The request:
Retype the whole listing below, character for character.

--

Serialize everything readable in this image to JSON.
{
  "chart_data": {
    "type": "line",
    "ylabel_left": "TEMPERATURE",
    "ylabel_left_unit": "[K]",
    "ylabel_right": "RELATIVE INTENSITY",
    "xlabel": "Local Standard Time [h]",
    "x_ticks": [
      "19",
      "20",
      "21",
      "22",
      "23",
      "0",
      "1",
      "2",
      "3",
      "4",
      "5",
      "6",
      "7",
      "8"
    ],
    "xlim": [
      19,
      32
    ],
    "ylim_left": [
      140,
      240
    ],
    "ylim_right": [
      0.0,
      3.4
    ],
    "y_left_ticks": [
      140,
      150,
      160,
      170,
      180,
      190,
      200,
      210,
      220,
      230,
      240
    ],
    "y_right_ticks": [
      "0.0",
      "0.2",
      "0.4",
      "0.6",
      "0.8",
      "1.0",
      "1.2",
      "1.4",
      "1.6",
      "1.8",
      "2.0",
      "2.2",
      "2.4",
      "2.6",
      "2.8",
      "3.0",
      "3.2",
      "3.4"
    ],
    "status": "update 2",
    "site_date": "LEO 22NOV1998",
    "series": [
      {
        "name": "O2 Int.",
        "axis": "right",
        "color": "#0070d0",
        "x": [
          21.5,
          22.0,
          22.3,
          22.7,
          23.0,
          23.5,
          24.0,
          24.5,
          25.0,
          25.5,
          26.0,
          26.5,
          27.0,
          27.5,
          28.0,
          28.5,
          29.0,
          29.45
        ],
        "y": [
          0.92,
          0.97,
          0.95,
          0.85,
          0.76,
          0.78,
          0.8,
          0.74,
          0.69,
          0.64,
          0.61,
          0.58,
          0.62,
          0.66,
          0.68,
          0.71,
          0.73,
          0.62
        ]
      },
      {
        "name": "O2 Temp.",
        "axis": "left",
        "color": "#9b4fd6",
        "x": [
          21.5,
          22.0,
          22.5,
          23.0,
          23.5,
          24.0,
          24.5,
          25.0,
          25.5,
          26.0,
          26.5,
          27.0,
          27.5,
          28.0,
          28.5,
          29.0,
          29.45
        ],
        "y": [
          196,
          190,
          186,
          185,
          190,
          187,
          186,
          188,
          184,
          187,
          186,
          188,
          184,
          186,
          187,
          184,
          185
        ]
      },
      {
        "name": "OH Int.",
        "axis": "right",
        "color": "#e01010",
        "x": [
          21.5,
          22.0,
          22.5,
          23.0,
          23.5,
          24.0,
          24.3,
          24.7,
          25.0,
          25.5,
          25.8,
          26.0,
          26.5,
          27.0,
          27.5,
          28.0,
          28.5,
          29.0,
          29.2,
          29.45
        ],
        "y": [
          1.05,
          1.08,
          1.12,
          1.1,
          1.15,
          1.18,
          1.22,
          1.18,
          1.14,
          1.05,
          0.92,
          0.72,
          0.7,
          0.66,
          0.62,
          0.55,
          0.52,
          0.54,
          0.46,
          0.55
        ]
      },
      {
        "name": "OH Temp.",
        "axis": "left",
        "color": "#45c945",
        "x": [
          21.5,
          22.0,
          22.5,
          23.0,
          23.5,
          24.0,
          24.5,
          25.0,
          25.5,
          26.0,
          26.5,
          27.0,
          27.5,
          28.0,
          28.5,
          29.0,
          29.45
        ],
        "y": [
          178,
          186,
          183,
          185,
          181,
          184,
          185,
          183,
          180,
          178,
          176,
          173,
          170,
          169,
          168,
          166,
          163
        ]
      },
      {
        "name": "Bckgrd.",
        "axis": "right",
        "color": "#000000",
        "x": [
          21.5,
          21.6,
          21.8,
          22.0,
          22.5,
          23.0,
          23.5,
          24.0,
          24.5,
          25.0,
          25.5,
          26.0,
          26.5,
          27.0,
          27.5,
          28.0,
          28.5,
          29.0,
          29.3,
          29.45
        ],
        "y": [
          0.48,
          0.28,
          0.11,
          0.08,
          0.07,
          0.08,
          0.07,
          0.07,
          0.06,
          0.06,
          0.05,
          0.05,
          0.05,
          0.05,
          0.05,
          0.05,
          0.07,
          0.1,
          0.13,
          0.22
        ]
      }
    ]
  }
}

--

Task solution:
Serialize everything readable in this image to JSON.
{
  "chart_data": {
    "type": "line",
    "ylabel_left": "TEMPERATURE",
    "ylabel_left_unit": "[K]",
    "ylabel_right": "RELATIVE INTENSITY",
    "xlabel": "Local Standard Time [h]",
    "x_ticks": [
      "19",
      "20",
      "21",
      "22",
      "23",
      "0",
      "1",
      "2",
      "3",
      "4",
      "5",
      "6",
      "7",
      "8"
    ],
    "xlim": [
      19,
      32
    ],
    "ylim_left": [
      140,
      240
    ],
    "ylim_right": [
      0.0,
      3.4
    ],
    "y_left_ticks": [
      140,
      150,
      160,
      170,
      180,
      190,
      200,
      210,
      220,
      230,
      240
    ],
    "y_right_ticks": [
      "0.0",
      "0.2",
      "0.4",
      "0.6",
      "0.8",
      "1.0",
      "1.2",
      "1.4",
      "1.6",
      "1.8",
      "2.0",
      "2.2",
      "2.4",
      "2.6",
      "2.8",
      "3.0",
      "3.2",
      "3.4"
    ],
    "status": "update 2",
    "site_date": "LEO 22NOV1998",
    "series": [
      {
        "name": "O2 Int.",
        "axis": "right",
        "color": "#0070d0",
        "x": [
          21.5,
          22.0,
          22.3,
          22.7,
          23.0,
          23.5,
          24.0,
          24.5,
          25.0,
          25.5,
          26.0,
          26.5,
          27.0,
          27.5,
          28.0,
          28.5,
          29.0,
          29.45
        ],
        "y": [
          0.92,
          0.97,
          0.95,
          0.85,
          0.76,
          0.78,
          0.8,
          0.74,
          0.69,
          0.64,
          0.61,
          0.58,
          0.62,
          0.66,
          0.68,
          0.71,
          0.73,
          0.62
        ]
      },
      {
        "name": "O2 Temp.",
        "axis": "left",
        "color": "#9b4fd6",
        "x": [
          21.5,
          22.0,
          22.5,
          23.0,
          23.5,
          24.0,
          24.5,
          25.0,
          25.5,
          26.0,
          26.5,
          27.0,
          27.5,
          28.0,
          28.5,
          29.0,
          29.45
        ],
        "y": [
          196,
          190,
          186,
          185,
          190,
          187,
          186,
          188,
          184,
          187,
          186,
          188,
          184,
          186,
          187,
          184,
          185
        ]
      },
      {
        "name": "OH Int.",
        "axis": "right",
        "color": "#e01010",
        "x": [
          21.5,
          22.0,
          22.5,
          23.0,
          23.5,
          24.0,
          24.3,
          24.7,
          25.0,
          25.5,
          25.8,
          26.0,
          26.5,
          27.0,
          27.5,
          28.0,
          28.5,
          29.0,
          29.2,
          29.45
        ],
        "y": [
          1.05,
          1.08,
          1.12,
          1.1,
          1.15,
          1.18,
          1.22,
          1.18,
          1.14,
          1.05,
          0.92,
          0.72,
          0.7,
          0.66,
          0.62,
          0.55,
          0.52,
          0.54,
          0.46,
          0.55
        ]
      },
      {
        "name": "OH Temp.",
        "axis": "left",
        "color": "#45c945",
        "x": [
          21.5,
          22.0,
          22.5,
          23.0,
          23.5,
          24.0,
          24.5,
          25.0,
          25.5,
          26.0,
          26.5,
          27.0,
          27.5,
          28.0,
          28.5,
          29.0,
          29.45
        ],
        "y": [
          178,
          186,
          183,
          185,
          181,
          184,
          185,
          183,
          180,
          178,
          176,
          173,
          170,
          169,
          168,
          166,
          163
        ]
      },
      {
        "name": "Bckgrd.",
        "axis": "right",
        "color": "#000000",
        "x": [
          21.5,
          21.6,
          21.8,
          22.0,
          22.5,
          23.0,
          23.5,
          24.0,
          24.5,
          25.0,
          25.5,
          26.0,
          26.5,
          27.0,
          27.5,
          28.0,
          28.5,
          29.0,
          29.3,
          29.45
        ],
        "y": [
          0.48,
          0.28,
          0.11,
          0.08,
          0.07,
          0.08,
          0.07,
          0.07,
          0.06,
          0.06,
          0.05,
          0.05,
          0.05,
          0.05,
          0.05,
          0.05,
          0.07,
          0.1,
          0.13,
          0.22
        ]
      }
    ]
  }
}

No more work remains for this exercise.